**LISTED ENTRIES:**
►

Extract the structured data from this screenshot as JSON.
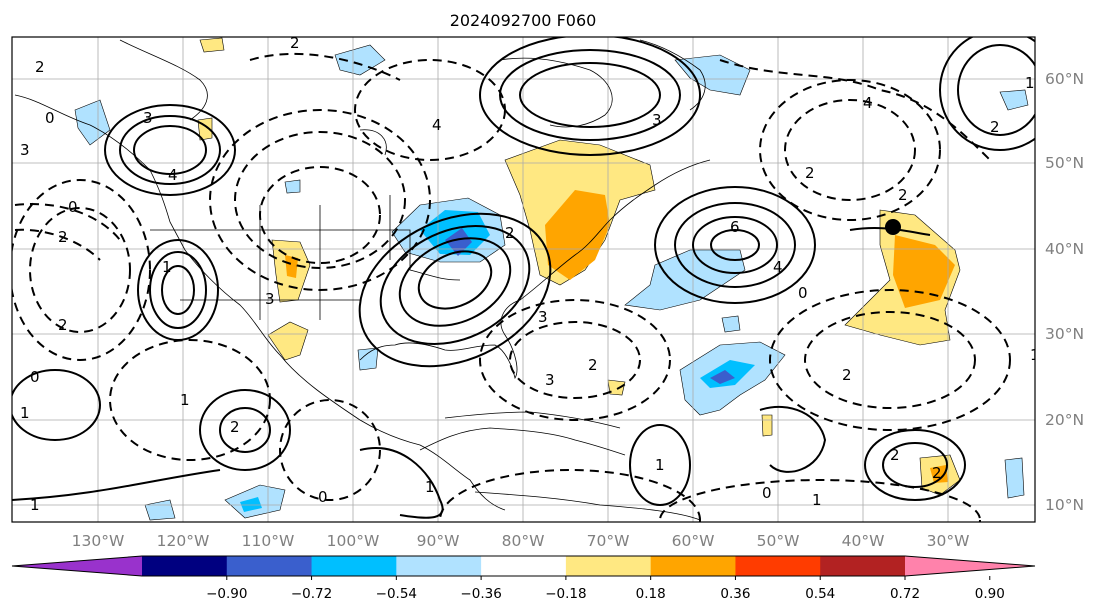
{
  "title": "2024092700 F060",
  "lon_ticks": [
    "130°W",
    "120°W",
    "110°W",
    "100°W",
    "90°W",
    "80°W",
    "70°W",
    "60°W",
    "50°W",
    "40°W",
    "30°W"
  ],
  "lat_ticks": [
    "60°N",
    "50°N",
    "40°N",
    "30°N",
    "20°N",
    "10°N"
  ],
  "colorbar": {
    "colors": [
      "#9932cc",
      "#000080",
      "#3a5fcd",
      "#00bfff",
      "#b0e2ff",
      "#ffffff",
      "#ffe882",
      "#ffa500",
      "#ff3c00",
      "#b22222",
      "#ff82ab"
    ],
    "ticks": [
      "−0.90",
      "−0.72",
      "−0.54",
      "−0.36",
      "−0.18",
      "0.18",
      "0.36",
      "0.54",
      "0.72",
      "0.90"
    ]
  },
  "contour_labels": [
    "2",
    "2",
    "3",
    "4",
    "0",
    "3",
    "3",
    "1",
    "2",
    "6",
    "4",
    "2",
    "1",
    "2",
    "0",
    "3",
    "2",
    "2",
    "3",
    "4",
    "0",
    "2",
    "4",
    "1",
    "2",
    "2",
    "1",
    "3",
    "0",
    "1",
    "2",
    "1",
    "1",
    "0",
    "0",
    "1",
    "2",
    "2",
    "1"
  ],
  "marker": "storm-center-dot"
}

◄

**AIM OF THE EXERCISE:**
All of the records above must be copied exactly, except for the pictures.

**ANSWER TO THIS PROBLEM:**
Extract the structured data from this screenshot as JSON.
{
  "title": "2024092700 F060",
  "lon_ticks": [
    "130°W",
    "120°W",
    "110°W",
    "100°W",
    "90°W",
    "80°W",
    "70°W",
    "60°W",
    "50°W",
    "40°W",
    "30°W"
  ],
  "lat_ticks": [
    "60°N",
    "50°N",
    "40°N",
    "30°N",
    "20°N",
    "10°N"
  ],
  "colorbar": {
    "colors": [
      "#9932cc",
      "#000080",
      "#3a5fcd",
      "#00bfff",
      "#b0e2ff",
      "#ffffff",
      "#ffe882",
      "#ffa500",
      "#ff3c00",
      "#b22222",
      "#ff82ab"
    ],
    "ticks": [
      "−0.90",
      "−0.72",
      "−0.54",
      "−0.36",
      "−0.18",
      "0.18",
      "0.36",
      "0.54",
      "0.72",
      "0.90"
    ]
  },
  "contour_labels": [
    "2",
    "2",
    "3",
    "4",
    "0",
    "3",
    "3",
    "1",
    "2",
    "6",
    "4",
    "2",
    "1",
    "2",
    "0",
    "3",
    "2",
    "2",
    "3",
    "4",
    "0",
    "2",
    "4",
    "1",
    "2",
    "2",
    "1",
    "3",
    "0",
    "1",
    "2",
    "1",
    "1",
    "0",
    "0",
    "1",
    "2",
    "2",
    "1"
  ],
  "marker": "storm-center-dot"
}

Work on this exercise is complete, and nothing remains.